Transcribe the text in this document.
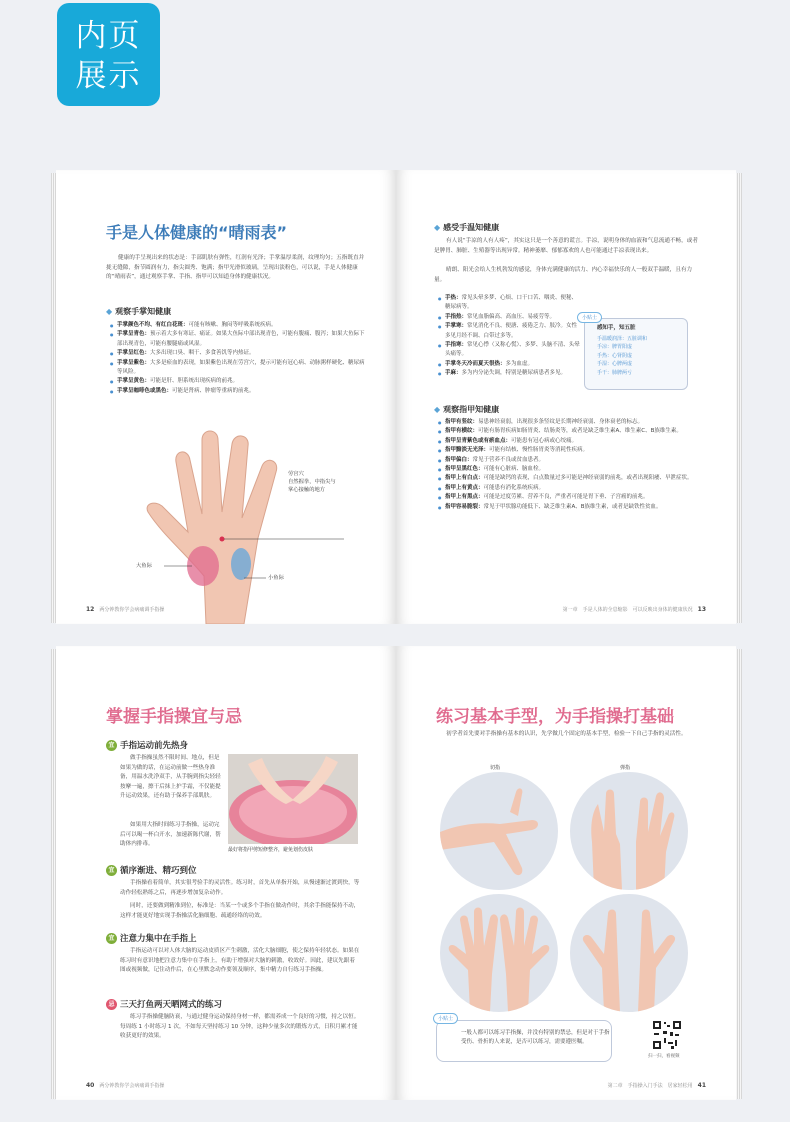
内页
展示
手是人体健康的“晴雨表”
健康的手呈现出来的状态是：手部肌肤有弹性，红润有光泽；手掌温厚柔润，纹理均匀；五指既直并拢无缝隙，指节圆润有力，指尖圆秀、饱满；指甲光滑似玻璃，呈现出淡粉色，可以说，手是人体健康的“晴雨表”，通过观察手掌、手指、指甲可以知道身体的健康状况。
◆ 观察手掌知健康
● 手掌颜色不均、有红白花斑：可能有咳嗽、胸闷等呼吸系统疾病。
● 手掌呈青色：预示着大多有寒证、痛证。如果大鱼际中部出现青色，可能有腹痛、腹泻；如果大鱼际下部出现青色，可能有腰腿痛或风湿。
● 手掌呈红色：大多出现口臭、咽干、多食善饥等内热证。
● 手掌呈紫色：大多是瘀血的表现，如果紫色出现在劳宫穴，提示可能有冠心病、动脉粥样硬化、糖尿病等风险。
● 手掌呈黄色：可能是肝、胆系统出现疾病的前兆。
● 手掌呈咖啡色或黑色：可能是肾病、肿瘤等重病的前兆。
劳宫穴
自然握拳，中指尖与
掌心接触的地方
大鱼际
小鱼际
12　 两分钟教你学会病痛调手指操
◆ 感受手温知健康
有人说“手凉的人有人疼”，其实这只是一个善意的谎言。手凉，说明身体的血液和气息流通不畅，或者是脾胃、肺脏、生殖器等出现异常。精神萎靡、郁郁寡欢的人也可能通过手凉表现出来。
晴朗、阳光会给人生机勃发的感觉，身体充满健康的活力、内心幸福快乐的人一般双手温暖，且有力量。
● 手热：常见头晕多梦、心烦、口干口苦、咽炎、便秘、糖尿病等。
● 手指热：常见血脂偏高、高血压、易疲劳等。
● 手掌寒：常见消化不良、便溏、疲倦乏力、肢冷。女性多见月经不调、白带过多等。
● 手指寒：常见心悸（又称心慌）、多梦、头脑不清、头晕头痛等。
● 手掌冬天冷而夏天很热：多为血虚。
● 手麻：多为内分泌失调，特别是糖尿病患者多见。
小贴士
感知手，知五脏
手温暖润泽：五脏调和
手凉：脾胃阳虚
手热：心肾阴虚
手湿：心脾两虚
手干：肺脾两亏
◆ 观察指甲知健康
● 指甲有竖纹：易患神经衰弱，出现很多条竖纹是长期神经衰弱、身体衰老的标志。
● 指甲有横纹：可能有肠胃疾病如肠胃炎、结肠炎等，或者是缺乏维生素A、维生素C、B族维生素。
● 指甲呈青紫色或有瘀血点：可能患有冠心病或心绞痛。
● 指甲黯淡无光泽：可能有结核、慢性肠胃炎等消耗性疾病。
● 指甲偏白：常见于营养不良或贫血患者。
● 指甲呈黑红色：可能有心脏病、脑血栓。
● 指甲上有白点：可能是缺钙的表现，白点数量过多可能是神经衰弱的前兆，或者出现阳痿、早泄症状。
● 指甲上有黄点：可能患有消化系统疾病。
● 指甲上有黑点：可能是过度劳累、营养不良，严重者可能是胃下垂、子宫癌的前兆。
● 指甲容易脆裂：常见于甲状腺功能低下、缺乏维生素A、B族维生素，或者是缺铁性贫血。
第一章　手是人体的全息缩影　可以反映出身体的健康状况　 13
掌握手指操宜与忌
宜 手指运动前先热身
做手指操虽然不限时间、地点，但是如果为做的话，在运动前做一些热身准备，用温水洗净双手，从手腕到指尖轻轻按摩一遍，擦干后抹上护手霜，不仅能提升运动效果，还有助于保养手部肌肤。
如果用大指时间练习手指操，运动完后可以喝一杯白开水，加速新陈代谢，帮助体内排毒。
最好将指甲剪短修整齐，避免划伤皮肤
宜 循序渐进、精巧到位
手指操看着简单，其实很考验手的灵活性。练习时，首先从单指开始，从慢速渐过渡到快，等动作轻松熟练之后，再逐步增加复杂动作。
同时，还要做到精准到位，标准是：当某一个或多个手指在做动作时，其余手指能保持不动，这样才能更好地实现手指操活化脑细胞、疏通经络的功效。
宜 注意力集中在手指上
手指运动可以对人体大脑的运动皮质区产生刺激，活化大脑细胞，使之保持年轻状态。如果在练习时有意识地把注意力集中在手指上，有助于增强对大脑的刺激，收效好。因此，建议先跟着图或视频做，记住动作后，在心里默念动作要领及顺序，集中精力自行练习手指操。
忌 三天打鱼两天晒网式的练习
练习手指操健脑防衰，与通过健身运动保持身材一样，都需养成一个良好的习惯，持之以恒。每周练 1 小时练习 1 次，不如每天坚持练习 10 分钟，这种少量多次的锻炼方式，日积月累才能收获更好的效果。
40　 两分钟教你学会病痛调手指操
练习基本手型，为手指操打基础
初学者首先要对手指操有基本的认识，先学做几个固定的基本手型，检验一下自己手指的灵活性。
切指	弹指
小贴士
一般人都可以练习手指操，并没有特别的禁忌，但是对于手指受伤、骨折的人来说，是否可以练习，需要遵医嘱。
扫一扫，看视频
第二章　手指操入门手法　居家轻松用　 41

◆ What is expected
Scan the material above. Copy each line that holds the word "B族维生素".

◆ Result of the exercise
● 指甲有横纹：可能有肠胃疾病如肠胃炎、结肠炎等，或者是缺乏维生素A、维生素C、B族维生素。
● 指甲容易脆裂：常见于甲状腺功能低下、缺乏维生素A、B族维生素，或者是缺铁性贫血。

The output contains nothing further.